— BEGIN DATASET —
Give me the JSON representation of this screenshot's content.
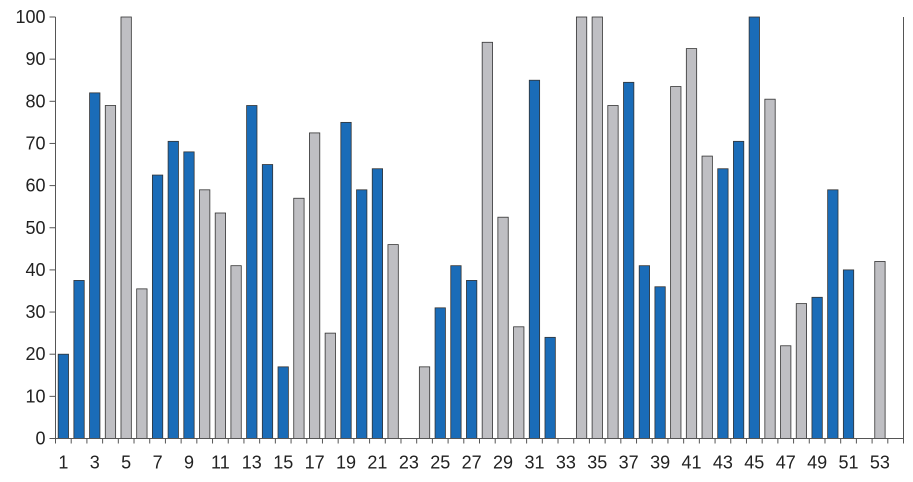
{
  "chart_data": {
    "type": "bar",
    "title": "",
    "xlabel": "",
    "ylabel": "",
    "ylim": [
      0,
      100
    ],
    "yticks": [
      0,
      10,
      20,
      30,
      40,
      50,
      60,
      70,
      80,
      90,
      100
    ],
    "grid": false,
    "legend": "none",
    "categories": [
      1,
      2,
      3,
      4,
      5,
      6,
      7,
      8,
      9,
      10,
      11,
      12,
      13,
      14,
      15,
      16,
      17,
      18,
      19,
      20,
      21,
      22,
      23,
      24,
      25,
      26,
      27,
      28,
      29,
      30,
      31,
      32,
      33,
      34,
      35,
      36,
      37,
      38,
      39,
      40,
      41,
      42,
      43,
      44,
      45,
      46,
      47,
      48,
      49,
      50,
      51,
      52,
      53,
      54
    ],
    "x_tick_labels": [
      1,
      3,
      5,
      7,
      9,
      11,
      13,
      15,
      17,
      19,
      21,
      23,
      25,
      27,
      29,
      31,
      33,
      35,
      37,
      39,
      41,
      43,
      45,
      47,
      49,
      51,
      53
    ],
    "values": [
      20,
      37.5,
      82,
      79,
      100,
      35.5,
      62.5,
      70.5,
      68,
      59,
      53.5,
      41,
      79,
      65,
      17,
      57,
      72.5,
      25,
      75,
      59,
      64,
      46,
      null,
      17,
      31,
      41,
      37.5,
      94,
      52.5,
      26.5,
      85,
      24,
      null,
      100,
      100,
      79,
      84.5,
      41,
      36,
      83.5,
      92.5,
      67,
      64,
      70.5,
      100,
      80.5,
      22,
      32,
      33.5,
      59,
      40,
      null,
      42,
      null
    ],
    "bar_colors": [
      "blue",
      "blue",
      "blue",
      "gray",
      "gray",
      "gray",
      "blue",
      "blue",
      "blue",
      "gray",
      "gray",
      "gray",
      "blue",
      "blue",
      "blue",
      "gray",
      "gray",
      "gray",
      "blue",
      "blue",
      "blue",
      "gray",
      "gray",
      "gray",
      "blue",
      "blue",
      "blue",
      "gray",
      "gray",
      "gray",
      "blue",
      "blue",
      "blue",
      "gray",
      "gray",
      "gray",
      "blue",
      "blue",
      "blue",
      "gray",
      "gray",
      "gray",
      "blue",
      "blue",
      "blue",
      "gray",
      "gray",
      "gray",
      "blue",
      "blue",
      "blue",
      "gray",
      "gray",
      "gray"
    ],
    "colors": {
      "blue": "#1a6cb8",
      "gray": "#bfbfc3",
      "bar_stroke": "#333333",
      "axis": "#555555"
    }
  }
}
— END DATASET —
**EXERCISE AIM:** Make an exact copy of the records shown above, without the pictures.

**EXERCISE RESPONSE:**
Give me the JSON representation of this screenshot's content.
{
  "chart_data": {
    "type": "bar",
    "title": "",
    "xlabel": "",
    "ylabel": "",
    "ylim": [
      0,
      100
    ],
    "yticks": [
      0,
      10,
      20,
      30,
      40,
      50,
      60,
      70,
      80,
      90,
      100
    ],
    "grid": false,
    "legend": "none",
    "categories": [
      1,
      2,
      3,
      4,
      5,
      6,
      7,
      8,
      9,
      10,
      11,
      12,
      13,
      14,
      15,
      16,
      17,
      18,
      19,
      20,
      21,
      22,
      23,
      24,
      25,
      26,
      27,
      28,
      29,
      30,
      31,
      32,
      33,
      34,
      35,
      36,
      37,
      38,
      39,
      40,
      41,
      42,
      43,
      44,
      45,
      46,
      47,
      48,
      49,
      50,
      51,
      52,
      53,
      54
    ],
    "x_tick_labels": [
      1,
      3,
      5,
      7,
      9,
      11,
      13,
      15,
      17,
      19,
      21,
      23,
      25,
      27,
      29,
      31,
      33,
      35,
      37,
      39,
      41,
      43,
      45,
      47,
      49,
      51,
      53
    ],
    "values": [
      20,
      37.5,
      82,
      79,
      100,
      35.5,
      62.5,
      70.5,
      68,
      59,
      53.5,
      41,
      79,
      65,
      17,
      57,
      72.5,
      25,
      75,
      59,
      64,
      46,
      null,
      17,
      31,
      41,
      37.5,
      94,
      52.5,
      26.5,
      85,
      24,
      null,
      100,
      100,
      79,
      84.5,
      41,
      36,
      83.5,
      92.5,
      67,
      64,
      70.5,
      100,
      80.5,
      22,
      32,
      33.5,
      59,
      40,
      null,
      42,
      null
    ],
    "bar_colors": [
      "blue",
      "blue",
      "blue",
      "gray",
      "gray",
      "gray",
      "blue",
      "blue",
      "blue",
      "gray",
      "gray",
      "gray",
      "blue",
      "blue",
      "blue",
      "gray",
      "gray",
      "gray",
      "blue",
      "blue",
      "blue",
      "gray",
      "gray",
      "gray",
      "blue",
      "blue",
      "blue",
      "gray",
      "gray",
      "gray",
      "blue",
      "blue",
      "blue",
      "gray",
      "gray",
      "gray",
      "blue",
      "blue",
      "blue",
      "gray",
      "gray",
      "gray",
      "blue",
      "blue",
      "blue",
      "gray",
      "gray",
      "gray",
      "blue",
      "blue",
      "blue",
      "gray",
      "gray",
      "gray"
    ],
    "colors": {
      "blue": "#1a6cb8",
      "gray": "#bfbfc3",
      "bar_stroke": "#333333",
      "axis": "#555555"
    }
  }
}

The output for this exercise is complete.